Trecho para revisão:

+++

A
vitimização sexual envolve todas as pessoas da família como num sistema. Dessa
forma, deve-se atentar não só para subsistema vítima-abusador, mas incluir uma
compreensão abrangente, circular, não- linear, de todo o macrossistema. Assim,
a avaliação pode ser realizada não só por meio de entrevistas individuais com
os membros da família nuclear e extensa, como também atender em subgrupos,
desde que se tenha o cuidado de não se confrontar a vítima com o agressor.
No
atendimento às famílias abusivas, percebe-se uma maneira peculiar de
funcionamento, no qual todos os integrantes estão envolvidos de alguma forma,
seja de maneira passiva ou ativa no ato da violência.
No
cenário da vitimização apresentada no cotidiano observa-se a
participação de no mínimo três personagens nesta trama complexa e dramática: o
agressor, a mãe – passiva e geralmente conivente ao abuso - e a vítima.

+++

Material de origem:
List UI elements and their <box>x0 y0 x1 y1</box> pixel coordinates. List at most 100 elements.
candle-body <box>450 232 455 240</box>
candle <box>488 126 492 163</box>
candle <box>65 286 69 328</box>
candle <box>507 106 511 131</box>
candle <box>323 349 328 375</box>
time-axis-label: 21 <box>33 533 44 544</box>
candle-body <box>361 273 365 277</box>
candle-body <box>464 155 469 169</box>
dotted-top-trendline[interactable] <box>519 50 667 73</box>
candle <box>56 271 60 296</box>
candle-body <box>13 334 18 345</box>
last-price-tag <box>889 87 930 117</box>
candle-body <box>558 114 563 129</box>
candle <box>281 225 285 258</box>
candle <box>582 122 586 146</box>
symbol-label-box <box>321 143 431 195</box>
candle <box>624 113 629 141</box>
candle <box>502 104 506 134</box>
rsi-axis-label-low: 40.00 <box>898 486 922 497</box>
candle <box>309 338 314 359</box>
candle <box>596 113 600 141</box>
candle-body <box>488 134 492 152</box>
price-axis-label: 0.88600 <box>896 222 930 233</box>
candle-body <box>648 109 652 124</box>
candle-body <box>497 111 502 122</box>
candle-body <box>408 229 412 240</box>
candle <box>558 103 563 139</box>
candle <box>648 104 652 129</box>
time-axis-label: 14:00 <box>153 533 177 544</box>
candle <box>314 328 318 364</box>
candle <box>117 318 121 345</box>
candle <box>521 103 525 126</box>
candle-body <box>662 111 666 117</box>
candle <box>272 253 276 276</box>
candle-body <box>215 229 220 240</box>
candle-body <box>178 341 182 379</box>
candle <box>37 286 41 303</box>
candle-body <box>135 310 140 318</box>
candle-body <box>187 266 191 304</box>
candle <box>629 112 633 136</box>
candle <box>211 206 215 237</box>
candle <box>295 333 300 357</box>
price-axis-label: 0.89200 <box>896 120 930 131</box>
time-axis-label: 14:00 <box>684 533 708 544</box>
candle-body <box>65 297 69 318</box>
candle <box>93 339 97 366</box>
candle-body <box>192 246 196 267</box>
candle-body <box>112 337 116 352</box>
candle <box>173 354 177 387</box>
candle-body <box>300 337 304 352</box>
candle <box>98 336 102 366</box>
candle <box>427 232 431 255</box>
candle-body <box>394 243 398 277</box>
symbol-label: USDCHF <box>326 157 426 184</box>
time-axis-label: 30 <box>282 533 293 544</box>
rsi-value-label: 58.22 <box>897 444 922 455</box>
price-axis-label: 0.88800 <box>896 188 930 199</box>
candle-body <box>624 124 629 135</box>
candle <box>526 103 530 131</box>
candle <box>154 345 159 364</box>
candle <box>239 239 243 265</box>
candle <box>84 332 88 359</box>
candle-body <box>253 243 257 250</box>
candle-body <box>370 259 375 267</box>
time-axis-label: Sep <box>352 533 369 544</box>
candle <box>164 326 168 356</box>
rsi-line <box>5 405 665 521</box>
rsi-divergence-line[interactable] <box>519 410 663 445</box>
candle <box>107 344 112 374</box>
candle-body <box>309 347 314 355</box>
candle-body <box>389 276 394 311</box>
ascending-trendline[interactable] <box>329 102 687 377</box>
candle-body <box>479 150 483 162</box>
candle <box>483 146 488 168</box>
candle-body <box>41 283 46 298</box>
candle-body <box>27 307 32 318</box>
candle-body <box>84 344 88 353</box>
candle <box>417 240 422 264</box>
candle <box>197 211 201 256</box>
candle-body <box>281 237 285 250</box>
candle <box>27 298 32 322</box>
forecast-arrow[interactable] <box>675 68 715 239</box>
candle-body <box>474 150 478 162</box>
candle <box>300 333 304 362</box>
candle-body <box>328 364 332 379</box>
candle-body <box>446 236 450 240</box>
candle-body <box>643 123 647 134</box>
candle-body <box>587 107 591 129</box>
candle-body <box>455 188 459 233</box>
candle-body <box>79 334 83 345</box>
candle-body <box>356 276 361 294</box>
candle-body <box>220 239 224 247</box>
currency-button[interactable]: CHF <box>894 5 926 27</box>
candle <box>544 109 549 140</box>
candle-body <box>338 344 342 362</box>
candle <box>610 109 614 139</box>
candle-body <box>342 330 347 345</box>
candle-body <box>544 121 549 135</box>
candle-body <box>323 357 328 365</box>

+++

O que se pede:
Transcreva, palavra por palavra e do início ao fim, o trecho sobre vitimização sexual na família.

Resolução da tarefa:
A
vitimização sexual envolve todas as pessoas da família como num sistema. Dessa
forma, deve-se atentar não só para subsistema vítima-abusador, mas incluir uma
compreensão abrangente, circular, não- linear, de todo o macrossistema. Assim,
a avaliação pode ser realizada não só por meio de entrevistas individuais com
os membros da família nuclear e extensa, como também atender em subgrupos,
desde que se tenha o cuidado de não se confrontar a vítima com o agressor.
No
atendimento às famílias abusivas, percebe-se uma maneira peculiar de
funcionamento, no qual todos os integrantes estão envolvidos de alguma forma,
seja de maneira passiva ou ativa no ato da violência.
No
cenário da vitimização apresentada no cotidiano observa-se a
participação de no mínimo três personagens nesta trama complexa e dramática: o
agressor, a mãe – passiva e geralmente conivente ao abuso - e a vítima.